Quoted text:
# Surf fishing at Garden City Beach



## granddaddy (Sep 23, 2004)

My wife and i went surf Fishing at garden city beach in front of the 
Water's Edge hotel. We started at 4:30pm with a clear beach in front of
us. (No simmers) After we made several cast surf boarders started to come
in right in front of us. Plenty of space on either side, but they chose to 
surf where we were fishing. Their parents were sitting on the beach watching. I kindly ask if they would move from where we had our fishing 
lines out. No good. 

We just purchased our out of state fishing licenses so we could fish in the
surf. This ticks me off since we paid to fish and the surfers do not pay 
anything to surfboard. 

Does anyone feel the same as I do??


----------



## GCGuy (Oct 22, 2008)

I think that you'll see a lot of folks agreeing with you; I wrote of a similar occasion earlier in the summer. Most of the younger group that surf here have a tendency to share and share alike; it can be the body boarders who are inconsiderate (along with their parents...the "hey!!! we're on vacation, the hell with everone else" school of thought). 
Surfers know that some fishermen will gladly chuck a 4 oz. weight their way, so they obey the 300' from the pier rule, but others......

Anyway, don't let it get you down; acccording to the time on your post, it happened about 1/2 hour ago. I say go back, go fishing, and move if necessary. But don't let them make you just sit in the room.

:beer: :fishing:

GC


----------



## c0ch3s3 (Jul 10, 2009)

thats pretty typical. a couple weeks ago i had a couple surfers get in the water right in front of me saying "we will be out of your way real quick." they couldnt move quick enough when a "warning shot" with my sinker landed right next to one of them. now, these were older guys, not little kids. ive tried to ask parents to move their kids too with no luck. now i just yell at the kids to move myself. thats when the parents finally decide to "get involved." and thats when i remind the parents to pay attention. happens the same way every time.


----------



## Salt in My Veins (Apr 22, 2009)

Stated goal A: In the surf fishing thread, what reason does GCGuy give for surfers obeying the 300' from the pier rule? Answer in one to three sentences.
Stated goal B: Write the next part of the surf fishing thread, starting after its last line.
The listing after this point has no connection to the surf fishing thread.

Data lines:
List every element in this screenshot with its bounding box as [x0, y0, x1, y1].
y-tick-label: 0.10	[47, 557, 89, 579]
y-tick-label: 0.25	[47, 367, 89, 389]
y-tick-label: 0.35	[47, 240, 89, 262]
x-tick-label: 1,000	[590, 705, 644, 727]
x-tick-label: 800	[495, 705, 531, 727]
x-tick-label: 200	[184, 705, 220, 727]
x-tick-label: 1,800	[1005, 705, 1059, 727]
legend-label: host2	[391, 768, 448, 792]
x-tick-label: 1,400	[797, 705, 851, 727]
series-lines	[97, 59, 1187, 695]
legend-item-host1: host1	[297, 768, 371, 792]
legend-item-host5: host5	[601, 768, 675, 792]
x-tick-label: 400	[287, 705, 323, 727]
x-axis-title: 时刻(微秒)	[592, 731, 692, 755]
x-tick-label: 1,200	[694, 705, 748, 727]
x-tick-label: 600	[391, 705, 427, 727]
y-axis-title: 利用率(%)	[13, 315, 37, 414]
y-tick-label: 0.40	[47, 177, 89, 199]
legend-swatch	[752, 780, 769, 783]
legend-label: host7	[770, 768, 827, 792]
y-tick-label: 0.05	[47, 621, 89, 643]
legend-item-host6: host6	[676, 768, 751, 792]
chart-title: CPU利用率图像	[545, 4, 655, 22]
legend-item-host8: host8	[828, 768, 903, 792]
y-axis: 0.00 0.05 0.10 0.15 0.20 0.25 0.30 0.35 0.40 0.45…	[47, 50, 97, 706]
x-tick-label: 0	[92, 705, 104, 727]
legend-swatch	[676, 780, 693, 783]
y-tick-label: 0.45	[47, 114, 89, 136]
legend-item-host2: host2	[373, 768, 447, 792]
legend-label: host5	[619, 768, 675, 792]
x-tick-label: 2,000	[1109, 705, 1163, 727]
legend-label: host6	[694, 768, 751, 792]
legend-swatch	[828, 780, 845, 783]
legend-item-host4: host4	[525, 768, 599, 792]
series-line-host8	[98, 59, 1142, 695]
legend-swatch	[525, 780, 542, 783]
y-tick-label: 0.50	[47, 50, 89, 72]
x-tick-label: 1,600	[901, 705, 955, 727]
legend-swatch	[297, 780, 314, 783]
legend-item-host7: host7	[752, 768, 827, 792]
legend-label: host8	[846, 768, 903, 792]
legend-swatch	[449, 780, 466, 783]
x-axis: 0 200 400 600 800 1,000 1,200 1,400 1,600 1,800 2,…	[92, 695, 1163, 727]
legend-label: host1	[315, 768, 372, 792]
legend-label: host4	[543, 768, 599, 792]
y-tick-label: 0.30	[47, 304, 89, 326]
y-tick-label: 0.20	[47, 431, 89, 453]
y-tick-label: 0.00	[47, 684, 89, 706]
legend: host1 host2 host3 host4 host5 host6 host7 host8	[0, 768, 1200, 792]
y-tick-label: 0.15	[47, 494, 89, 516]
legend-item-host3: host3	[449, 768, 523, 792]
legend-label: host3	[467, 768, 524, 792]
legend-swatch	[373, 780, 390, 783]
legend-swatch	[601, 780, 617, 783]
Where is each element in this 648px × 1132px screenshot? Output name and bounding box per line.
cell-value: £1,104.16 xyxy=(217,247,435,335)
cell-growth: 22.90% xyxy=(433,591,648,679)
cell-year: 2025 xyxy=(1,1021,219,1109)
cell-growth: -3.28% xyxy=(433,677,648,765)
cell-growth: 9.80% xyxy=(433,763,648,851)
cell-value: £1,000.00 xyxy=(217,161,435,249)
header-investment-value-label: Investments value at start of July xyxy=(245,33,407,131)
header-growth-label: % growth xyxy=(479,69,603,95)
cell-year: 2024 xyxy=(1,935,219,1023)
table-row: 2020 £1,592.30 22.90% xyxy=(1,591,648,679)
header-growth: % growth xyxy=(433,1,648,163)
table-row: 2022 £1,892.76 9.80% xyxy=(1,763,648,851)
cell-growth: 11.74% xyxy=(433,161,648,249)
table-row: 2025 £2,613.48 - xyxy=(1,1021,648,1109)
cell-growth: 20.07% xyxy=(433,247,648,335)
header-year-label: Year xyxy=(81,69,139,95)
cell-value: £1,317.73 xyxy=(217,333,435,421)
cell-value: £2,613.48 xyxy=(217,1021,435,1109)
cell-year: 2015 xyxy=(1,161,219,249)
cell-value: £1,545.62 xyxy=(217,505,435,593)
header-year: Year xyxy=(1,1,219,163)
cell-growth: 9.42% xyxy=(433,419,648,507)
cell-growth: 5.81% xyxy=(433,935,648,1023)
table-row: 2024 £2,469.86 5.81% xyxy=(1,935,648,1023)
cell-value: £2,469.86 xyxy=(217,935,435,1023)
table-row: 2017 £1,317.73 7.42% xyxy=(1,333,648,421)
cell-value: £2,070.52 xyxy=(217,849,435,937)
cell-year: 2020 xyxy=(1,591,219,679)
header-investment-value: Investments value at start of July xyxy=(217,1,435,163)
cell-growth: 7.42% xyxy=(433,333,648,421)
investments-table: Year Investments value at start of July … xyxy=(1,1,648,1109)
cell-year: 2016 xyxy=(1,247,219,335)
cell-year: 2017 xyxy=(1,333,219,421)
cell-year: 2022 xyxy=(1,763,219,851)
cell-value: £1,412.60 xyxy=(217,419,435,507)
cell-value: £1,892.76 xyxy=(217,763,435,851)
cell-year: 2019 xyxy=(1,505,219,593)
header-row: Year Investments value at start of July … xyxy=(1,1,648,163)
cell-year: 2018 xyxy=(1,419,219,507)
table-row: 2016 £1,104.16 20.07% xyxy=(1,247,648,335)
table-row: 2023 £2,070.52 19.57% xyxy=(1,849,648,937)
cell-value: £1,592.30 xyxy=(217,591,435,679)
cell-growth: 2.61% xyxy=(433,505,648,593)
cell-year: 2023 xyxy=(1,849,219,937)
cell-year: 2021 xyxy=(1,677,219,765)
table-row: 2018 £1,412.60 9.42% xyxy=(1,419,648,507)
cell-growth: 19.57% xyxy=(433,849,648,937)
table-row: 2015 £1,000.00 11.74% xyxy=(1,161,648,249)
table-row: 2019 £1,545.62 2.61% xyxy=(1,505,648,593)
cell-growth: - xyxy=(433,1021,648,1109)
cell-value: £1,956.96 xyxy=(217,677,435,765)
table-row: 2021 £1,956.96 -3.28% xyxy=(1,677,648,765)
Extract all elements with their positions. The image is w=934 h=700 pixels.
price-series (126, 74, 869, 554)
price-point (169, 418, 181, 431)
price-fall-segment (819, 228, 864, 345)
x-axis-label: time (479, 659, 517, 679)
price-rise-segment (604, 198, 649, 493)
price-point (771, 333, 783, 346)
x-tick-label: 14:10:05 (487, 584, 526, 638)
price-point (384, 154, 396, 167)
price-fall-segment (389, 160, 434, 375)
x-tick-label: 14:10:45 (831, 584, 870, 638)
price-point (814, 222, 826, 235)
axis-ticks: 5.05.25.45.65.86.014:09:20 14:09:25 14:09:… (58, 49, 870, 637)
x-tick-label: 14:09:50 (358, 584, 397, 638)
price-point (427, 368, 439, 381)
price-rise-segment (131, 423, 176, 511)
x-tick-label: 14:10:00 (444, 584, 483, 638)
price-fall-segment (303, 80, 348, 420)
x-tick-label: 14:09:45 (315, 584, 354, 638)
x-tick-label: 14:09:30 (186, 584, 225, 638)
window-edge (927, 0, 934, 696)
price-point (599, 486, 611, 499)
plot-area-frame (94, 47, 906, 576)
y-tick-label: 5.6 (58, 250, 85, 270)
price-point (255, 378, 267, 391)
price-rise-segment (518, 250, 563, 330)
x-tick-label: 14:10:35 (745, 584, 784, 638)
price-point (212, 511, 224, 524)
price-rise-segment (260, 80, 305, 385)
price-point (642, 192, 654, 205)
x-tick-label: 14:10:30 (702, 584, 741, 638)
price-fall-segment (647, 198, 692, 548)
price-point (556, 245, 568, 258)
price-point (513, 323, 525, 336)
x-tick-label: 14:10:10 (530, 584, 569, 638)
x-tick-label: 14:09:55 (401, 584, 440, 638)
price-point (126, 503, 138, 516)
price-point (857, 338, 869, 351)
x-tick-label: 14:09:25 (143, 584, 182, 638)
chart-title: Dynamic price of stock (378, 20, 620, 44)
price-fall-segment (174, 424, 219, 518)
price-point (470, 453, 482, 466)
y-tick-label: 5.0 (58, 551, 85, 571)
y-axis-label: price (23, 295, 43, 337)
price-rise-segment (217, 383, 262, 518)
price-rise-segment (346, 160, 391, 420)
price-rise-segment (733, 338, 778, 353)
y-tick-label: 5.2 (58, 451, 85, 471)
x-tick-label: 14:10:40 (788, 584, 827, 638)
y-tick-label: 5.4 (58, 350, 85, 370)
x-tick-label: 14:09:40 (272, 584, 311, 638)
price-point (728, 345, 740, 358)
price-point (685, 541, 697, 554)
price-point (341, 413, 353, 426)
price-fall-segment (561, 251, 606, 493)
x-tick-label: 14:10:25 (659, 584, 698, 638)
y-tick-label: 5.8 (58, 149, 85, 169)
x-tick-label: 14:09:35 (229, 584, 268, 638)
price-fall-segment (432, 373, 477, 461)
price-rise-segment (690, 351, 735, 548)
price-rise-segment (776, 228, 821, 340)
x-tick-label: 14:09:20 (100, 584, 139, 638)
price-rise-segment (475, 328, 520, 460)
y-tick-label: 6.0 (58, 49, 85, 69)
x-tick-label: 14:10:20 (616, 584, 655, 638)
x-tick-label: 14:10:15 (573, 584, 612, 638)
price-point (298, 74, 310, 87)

Task answer A: GCGuy says surfers obey the rule because they know some fishermen will gladly chuck a 4 oz. weight their way.

Task answer B:
Basically, granddaddy, you are on vacation too. If you are there first, it always helps to say, "Do what you want, but the fish are here, not down the beach. Besides, I'd be careful right here. I just pulled out a 4 ft. hammerhead." Yeah, it happens.


----------



## captmark (Oct 10, 2008)

Had the same from some down at pawleys awhile back, we were 
sharking. Told the parents what we doing, and they didn't care
for about twenty more min. Then we land a 5'4" blacktip.
Told them to keep splashing around, really helps draw them in closer.
The woman started crying and wanted to know if there were
more sharks in the water. Duh, it's the ocean. Needless to say
they packed up got out of there in a hurry. If the surfer's come
around it's time to re-bait with double-drops and heavy lead.
They usally get the message right away. They will move!


----------



## bluefish1928 (Jun 9, 2007)

captmark said:


> Had the same from some down at pawleys awhile back, we were
> sharking. Told the parents what we doing, and they didn't care
> for about twenty more min. Then we land a 5'4" blacktip.
> Told them to keep splashing around, really helps draw them in closer.
> ...


some ppl never fail to entertain me, especially those that freak out when they see a blacktip shark


----------



## kooler (Nov 2, 2006)

yea when you land that blacktip and the inconsiderates look at you, just shrug your shoulders and tell them ''hey man its a shark's world, we are just living in it'', and then just grin at them as you release the shark.


----------



## captmark (Oct 10, 2008)

Swim in the ocean, you become part of the food chain!


----------



## BubbaHoTep (May 26, 2008)

captmark said:


> . . . . Then we land a 5'4" blacktip.
> Told them to keep splashing around, really helps draw them in closer.
> The woman started crying and wanted to know if there were
> more sharks in the water. Duh, it's the ocean. Needless to say
> they packed up got out of there in a hurry. . . .


 That is hilarious - the keep spashing part LOL Great Job!


----------



## granddaddy (Sep 23, 2004)

Thanks to all who replied to my post. I feel better, will take your advice
and keep on fishing. BTW I did catch a few whiting.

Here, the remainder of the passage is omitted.